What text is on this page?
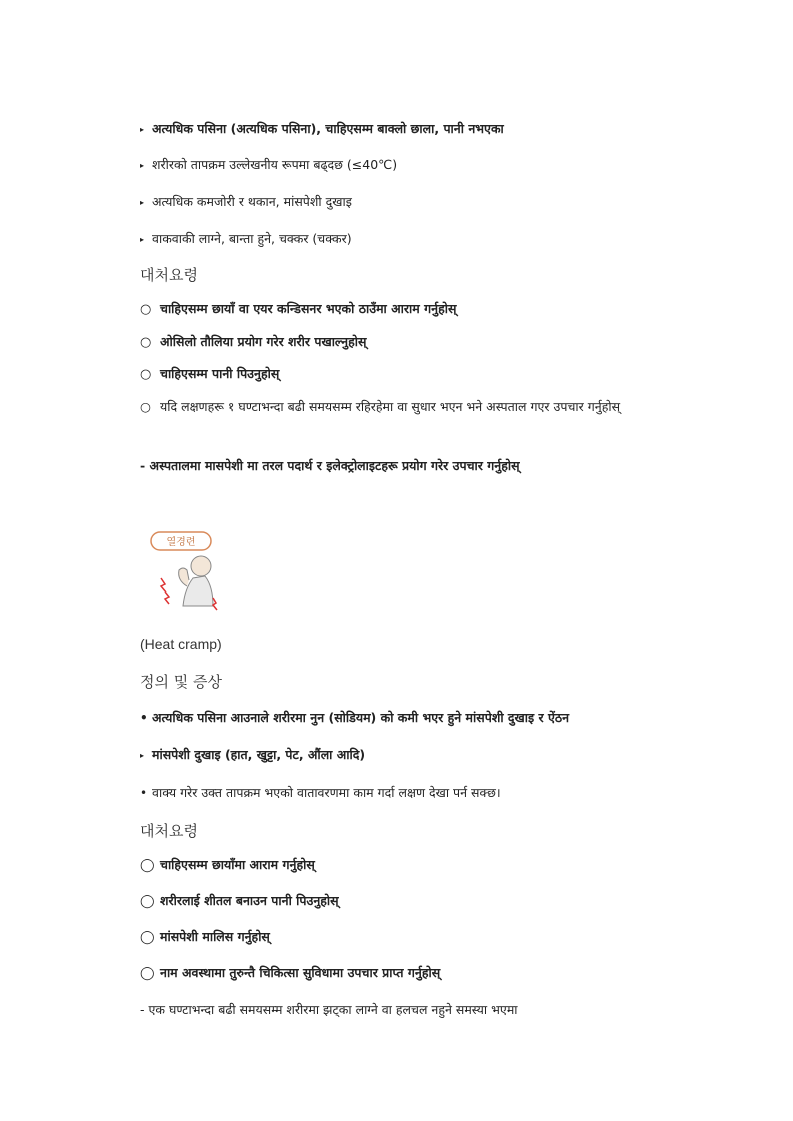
▸ अत्यधिक पसिना (अत्यधिक पसिना), चाहिएसम्म बाक्लो छाला, पानी नभएका
▸ शरीरको तापक्रम उल्लेखनीय रूपमा बढ्दछ (≤40℃)
▸ अत्यधिक कमजोरी र थकान, मांसपेशी दुखाइ
▸ वाकवाकी लाग्ने, बान्ता हुने, चक्कर (चक्कर)
대처요령
○ चाहिएसम्म छायाँ वा एयर कन्डिसनर भएको ठाउँमा आराम गर्नुहोस्
○ ओसिलो तौलिया प्रयोग गरेर शरीर पखाल्नुहोस्
○ चाहिएसम्म पानी पिउनुहोस्
○ यदि लक्षणहरू १ घण्टाभन्दा बढी समयसम्म रहिरहेमा वा सुधार भएन भने अस्पताल गएर उपचार गर्नुहोस्
- अस्पतालमा मासपेशी मा तरल पदार्थ र इलेक्ट्रोलाइटहरू प्रयोग गरेर उपचार गर्नुहोस्
열경련
(Heat cramp)
정의 및 증상
• अत्यधिक पसिना आउनाले शरीरमा नुन (सोडियम) को कमी भएर हुने मांसपेशी दुखाइ र ऐंठन
▸ मांसपेशी दुखाइ (हात, खुट्टा, पेट, औंला आदि)
• वाक्य गरेर उक्त तापक्रम भएको वातावरणमा काम गर्दा लक्षण देखा पर्न सक्छ।
대처요령
◯ चाहिएसम्म छायाँमा आराम गर्नुहोस्
◯ शरीरलाई शीतल बनाउन पानी पिउनुहोस्
◯ मांसपेशी मालिस गर्नुहोस्
◯ नाम अवस्थामा तुरुन्तै चिकित्सा सुविधामा उपचार प्राप्त गर्नुहोस्
- एक घण्टाभन्दा बढी समयसम्म शरीरमा झट्का लाग्ने वा हलचल नहुने समस्या भएमा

+---+

YOUR GOAL
Print each entry shown above with exact wording and no pictures.

IN RESPONSE
What text is on this page?
▸ अत्यधिक पसिना (अत्यधिक पसिना), चाहिएसम्म बाक्लो छाला, पानी नभएका
▸ शरीरको तापक्रम उल्लेखनीय रूपमा बढ्दछ (≤40℃)
▸ अत्यधिक कमजोरी र थकान, मांसपेशी दुखाइ
▸ वाकवाकी लाग्ने, बान्ता हुने, चक्कर (चक्कर)
대처요령
○ चाहिएसम्म छायाँ वा एयर कन्डिसनर भएको ठाउँमा आराम गर्नुहोस्
○ ओसिलो तौलिया प्रयोग गरेर शरीर पखाल्नुहोस्
○ चाहिएसम्म पानी पिउनुहोस्
○ यदि लक्षणहरू १ घण्टाभन्दा बढी समयसम्म रहिरहेमा वा सुधार भएन भने अस्पताल गएर उपचार गर्नुहोस्
- अस्पतालमा मासपेशी मा तरल पदार्थ र इलेक्ट्रोलाइटहरू प्रयोग गरेर उपचार गर्नुहोस्
열경련
(Heat cramp)
정의 및 증상
• अत्यधिक पसिना आउनाले शरीरमा नुन (सोडियम) को कमी भएर हुने मांसपेशी दुखाइ र ऐंठन
▸ मांसपेशी दुखाइ (हात, खुट्टा, पेट, औंला आदि)
• वाक्य गरेर उक्त तापक्रम भएको वातावरणमा काम गर्दा लक्षण देखा पर्न सक्छ।
대처요령
◯ चाहिएसम्म छायाँमा आराम गर्नुहोस्
◯ शरीरलाई शीतल बनाउन पानी पिउनुहोस्
◯ मांसपेशी मालिस गर्नुहोस्
◯ नाम अवस्थामा तुरुन्तै चिकित्सा सुविधामा उपचार प्राप्त गर्नुहोस्
- एक घण्टाभन्दा बढी समयसम्म शरीरमा झट्का लाग्ने वा हलचल नहुने समस्या भएमा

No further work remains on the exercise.